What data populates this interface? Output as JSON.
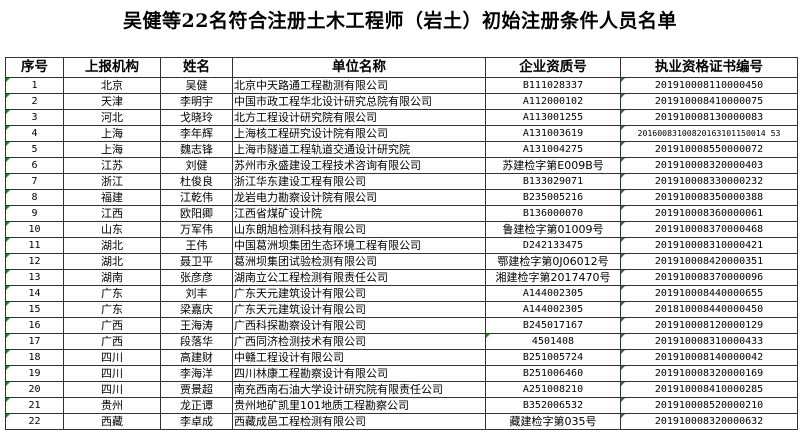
{
  "title": "吴健等22名符合注册土木工程师（岩土）初始注册条件人员名单",
  "headers": [
    "序号",
    "上报机构",
    "姓名",
    "单位名称",
    "企业资质号",
    "执业资格证书编号"
  ],
  "rows": [
    [
      "1",
      "北京",
      "吴健",
      "北京中天路通工程勘测有限公司",
      "B111028337",
      "201910008110000450"
    ],
    [
      "2",
      "天津",
      "李明宇",
      "中国市政工程华北设计研究总院有限公司",
      "A112000102",
      "201910008410000075"
    ],
    [
      "3",
      "河北",
      "戈晓玲",
      "北方工程设计研究院有限公司",
      "A113001255",
      "201910008130000083"
    ],
    [
      "4",
      "上海",
      "李年辉",
      "上海核工程研究设计院有限公司",
      "A131003619",
      "20160083100820163101150014 53"
    ],
    [
      "5",
      "上海",
      "魏志锋",
      "上海市隧道工程轨道交通设计研究院",
      "A131004275",
      "201910008550000072"
    ],
    [
      "6",
      "江苏",
      "刘健",
      "苏州市永盛建设工程技术咨询有限公司",
      "苏建检字第E009B号",
      "201910008320000403"
    ],
    [
      "7",
      "浙江",
      "杜俊良",
      "浙江华东建设工程有限公司",
      "B133029071",
      "201910008330000232"
    ],
    [
      "8",
      "福建",
      "江乾伟",
      "龙岩电力勘察设计院有限公司",
      "B235005216",
      "201910008350000388"
    ],
    [
      "9",
      "江西",
      "欧阳卿",
      "江西省煤矿设计院",
      "B136000070",
      "201910008360000061"
    ],
    [
      "10",
      "山东",
      "万军伟",
      "山东朗旭检测科技有限公司",
      "鲁建检字第01009号",
      "201910008370000468"
    ],
    [
      "11",
      "湖北",
      "王伟",
      "中国葛洲坝集团生态环境工程有限公司",
      "D242133475",
      "201910008310000421"
    ],
    [
      "12",
      "湖北",
      "聂卫平",
      "葛洲坝集团试验检测有限公司",
      "鄂建检字第0J06012号",
      "201910008420000351"
    ],
    [
      "13",
      "湖南",
      "张彦彦",
      "湖南立公工程检测有限责任公司",
      "湘建检字第2017470号",
      "201910008370000096"
    ],
    [
      "14",
      "广东",
      "刘丰",
      "广东天元建筑设计有限公司",
      "A144002305",
      "201910008440000655"
    ],
    [
      "15",
      "广东",
      "梁嘉庆",
      "广东天元建筑设计有限公司",
      "A144002305",
      "201810008440000450"
    ],
    [
      "16",
      "广西",
      "王海涛",
      "广西科探勘察设计有限公司",
      "B245017167",
      "201910008120000129"
    ],
    [
      "17",
      "广西",
      "段落华",
      "广西同济检测技术有限公司",
      "4501408",
      "201910008310000433"
    ],
    [
      "18",
      "四川",
      "高建财",
      "中赣工程设计有限公司",
      "B251005724",
      "201910008140000042"
    ],
    [
      "19",
      "四川",
      "李海洋",
      "四川林康工程勘察设计有限公司",
      "B251006460",
      "201910008320000169"
    ],
    [
      "20",
      "四川",
      "贾景超",
      "南充西南石油大学设计研究院有限责任公司",
      "A251008210",
      "201910008410000285"
    ],
    [
      "21",
      "贵州",
      "龙正谭",
      "贵州地矿凯里101地质工程勘察公司",
      "B352006532",
      "201910008520000210"
    ],
    [
      "22",
      "西藏",
      "李卓成",
      "西藏成邑工程检测有限公司",
      "藏建检字第035号",
      "201910008320000632"
    ]
  ]
}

########################################

| Goal |
Without including the pictures, reproduce all entries exactly.

| Result of the task |
What data populates this interface? Output as JSON.
{
  "title": "吴健等22名符合注册土木工程师（岩土）初始注册条件人员名单",
  "headers": [
    "序号",
    "上报机构",
    "姓名",
    "单位名称",
    "企业资质号",
    "执业资格证书编号"
  ],
  "rows": [
    [
      "1",
      "北京",
      "吴健",
      "北京中天路通工程勘测有限公司",
      "B111028337",
      "201910008110000450"
    ],
    [
      "2",
      "天津",
      "李明宇",
      "中国市政工程华北设计研究总院有限公司",
      "A112000102",
      "201910008410000075"
    ],
    [
      "3",
      "河北",
      "戈晓玲",
      "北方工程设计研究院有限公司",
      "A113001255",
      "201910008130000083"
    ],
    [
      "4",
      "上海",
      "李年辉",
      "上海核工程研究设计院有限公司",
      "A131003619",
      "20160083100820163101150014 53"
    ],
    [
      "5",
      "上海",
      "魏志锋",
      "上海市隧道工程轨道交通设计研究院",
      "A131004275",
      "201910008550000072"
    ],
    [
      "6",
      "江苏",
      "刘健",
      "苏州市永盛建设工程技术咨询有限公司",
      "苏建检字第E009B号",
      "201910008320000403"
    ],
    [
      "7",
      "浙江",
      "杜俊良",
      "浙江华东建设工程有限公司",
      "B133029071",
      "201910008330000232"
    ],
    [
      "8",
      "福建",
      "江乾伟",
      "龙岩电力勘察设计院有限公司",
      "B235005216",
      "201910008350000388"
    ],
    [
      "9",
      "江西",
      "欧阳卿",
      "江西省煤矿设计院",
      "B136000070",
      "201910008360000061"
    ],
    [
      "10",
      "山东",
      "万军伟",
      "山东朗旭检测科技有限公司",
      "鲁建检字第01009号",
      "201910008370000468"
    ],
    [
      "11",
      "湖北",
      "王伟",
      "中国葛洲坝集团生态环境工程有限公司",
      "D242133475",
      "201910008310000421"
    ],
    [
      "12",
      "湖北",
      "聂卫平",
      "葛洲坝集团试验检测有限公司",
      "鄂建检字第0J06012号",
      "201910008420000351"
    ],
    [
      "13",
      "湖南",
      "张彦彦",
      "湖南立公工程检测有限责任公司",
      "湘建检字第2017470号",
      "201910008370000096"
    ],
    [
      "14",
      "广东",
      "刘丰",
      "广东天元建筑设计有限公司",
      "A144002305",
      "201910008440000655"
    ],
    [
      "15",
      "广东",
      "梁嘉庆",
      "广东天元建筑设计有限公司",
      "A144002305",
      "201810008440000450"
    ],
    [
      "16",
      "广西",
      "王海涛",
      "广西科探勘察设计有限公司",
      "B245017167",
      "201910008120000129"
    ],
    [
      "17",
      "广西",
      "段落华",
      "广西同济检测技术有限公司",
      "4501408",
      "201910008310000433"
    ],
    [
      "18",
      "四川",
      "高建财",
      "中赣工程设计有限公司",
      "B251005724",
      "201910008140000042"
    ],
    [
      "19",
      "四川",
      "李海洋",
      "四川林康工程勘察设计有限公司",
      "B251006460",
      "201910008320000169"
    ],
    [
      "20",
      "四川",
      "贾景超",
      "南充西南石油大学设计研究院有限责任公司",
      "A251008210",
      "201910008410000285"
    ],
    [
      "21",
      "贵州",
      "龙正谭",
      "贵州地矿凯里101地质工程勘察公司",
      "B352006532",
      "201910008520000210"
    ],
    [
      "22",
      "西藏",
      "李卓成",
      "西藏成邑工程检测有限公司",
      "藏建检字第035号",
      "201910008320000632"
    ]
  ]
}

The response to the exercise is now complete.